## STORED ROWS:
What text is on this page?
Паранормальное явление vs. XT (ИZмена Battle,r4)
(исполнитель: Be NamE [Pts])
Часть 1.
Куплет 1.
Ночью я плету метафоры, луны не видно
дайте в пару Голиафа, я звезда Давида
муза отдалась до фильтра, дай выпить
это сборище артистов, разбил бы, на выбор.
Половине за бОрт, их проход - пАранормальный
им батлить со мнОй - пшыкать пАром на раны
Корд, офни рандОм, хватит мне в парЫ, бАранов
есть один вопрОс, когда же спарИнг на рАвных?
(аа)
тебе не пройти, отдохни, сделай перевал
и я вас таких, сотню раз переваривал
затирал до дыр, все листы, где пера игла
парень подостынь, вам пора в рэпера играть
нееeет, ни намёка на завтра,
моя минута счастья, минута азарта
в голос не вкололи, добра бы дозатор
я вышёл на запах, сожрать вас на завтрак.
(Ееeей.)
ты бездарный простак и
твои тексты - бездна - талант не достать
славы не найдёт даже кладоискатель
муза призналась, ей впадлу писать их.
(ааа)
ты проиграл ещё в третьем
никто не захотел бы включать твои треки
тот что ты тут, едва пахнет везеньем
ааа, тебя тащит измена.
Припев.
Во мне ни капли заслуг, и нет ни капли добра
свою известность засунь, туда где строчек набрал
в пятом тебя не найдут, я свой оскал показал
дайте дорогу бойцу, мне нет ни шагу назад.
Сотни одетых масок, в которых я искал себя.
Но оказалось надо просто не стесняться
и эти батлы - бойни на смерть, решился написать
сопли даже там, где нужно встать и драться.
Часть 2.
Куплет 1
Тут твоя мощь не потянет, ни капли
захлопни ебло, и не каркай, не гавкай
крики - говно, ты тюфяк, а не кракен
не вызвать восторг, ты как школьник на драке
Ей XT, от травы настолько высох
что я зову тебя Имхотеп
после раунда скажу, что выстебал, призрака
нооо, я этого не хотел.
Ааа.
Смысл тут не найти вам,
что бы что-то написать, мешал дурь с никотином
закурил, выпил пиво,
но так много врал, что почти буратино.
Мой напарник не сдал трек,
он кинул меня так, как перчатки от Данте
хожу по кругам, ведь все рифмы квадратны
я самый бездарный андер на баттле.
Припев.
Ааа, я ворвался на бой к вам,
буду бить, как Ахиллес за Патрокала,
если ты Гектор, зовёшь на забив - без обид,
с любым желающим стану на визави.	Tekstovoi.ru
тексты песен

## WHAT YOU ARE ASKED TO DO:
Retype all of the material above with every character intact.

## FULL RESPONSE:
What text is on this page?
Паранормальное явление vs. XT (ИZмена Battle,r4)
(исполнитель: Be NamE [Pts])
Часть 1.
Куплет 1.
Ночью я плету метафоры, луны не видно
дайте в пару Голиафа, я звезда Давида
муза отдалась до фильтра, дай выпить
это сборище артистов, разбил бы, на выбор.
Половине за бОрт, их проход - пАранормальный
им батлить со мнОй - пшыкать пАром на раны
Корд, офни рандОм, хватит мне в парЫ, бАранов
есть один вопрОс, когда же спарИнг на рАвных?
(аа)
тебе не пройти, отдохни, сделай перевал
и я вас таких, сотню раз переваривал
затирал до дыр, все листы, где пера игла
парень подостынь, вам пора в рэпера играть
нееeет, ни намёка на завтра,
моя минута счастья, минута азарта
в голос не вкололи, добра бы дозатор
я вышёл на запах, сожрать вас на завтрак.
(Ееeей.)
ты бездарный простак и
твои тексты - бездна - талант не достать
славы не найдёт даже кладоискатель
муза призналась, ей впадлу писать их.
(ааа)
ты проиграл ещё в третьем
никто не захотел бы включать твои треки
тот что ты тут, едва пахнет везеньем
ааа, тебя тащит измена.
Припев.
Во мне ни капли заслуг, и нет ни капли добра
свою известность засунь, туда где строчек набрал
в пятом тебя не найдут, я свой оскал показал
дайте дорогу бойцу, мне нет ни шагу назад.
Сотни одетых масок, в которых я искал себя.
Но оказалось надо просто не стесняться
и эти батлы - бойни на смерть, решился написать
сопли даже там, где нужно встать и драться.
Часть 2.
Куплет 1
Тут твоя мощь не потянет, ни капли
захлопни ебло, и не каркай, не гавкай
крики - говно, ты тюфяк, а не кракен
не вызвать восторг, ты как школьник на драке
Ей XT, от травы настолько высох
что я зову тебя Имхотеп
после раунда скажу, что выстебал, призрака
нооо, я этого не хотел.
Ааа.
Смысл тут не найти вам,
что бы что-то написать, мешал дурь с никотином
закурил, выпил пиво,
но так много врал, что почти буратино.
Мой напарник не сдал трек,
он кинул меня так, как перчатки от Данте
хожу по кругам, ведь все рифмы квадратны
я самый бездарный андер на баттле.
Припев.
Ааа, я ворвался на бой к вам,
буду бить, как Ахиллес за Патрокала,
если ты Гектор, зовёшь на забив - без обид,
с любым желающим стану на визави.	Tekstovoi.ru
тексты песен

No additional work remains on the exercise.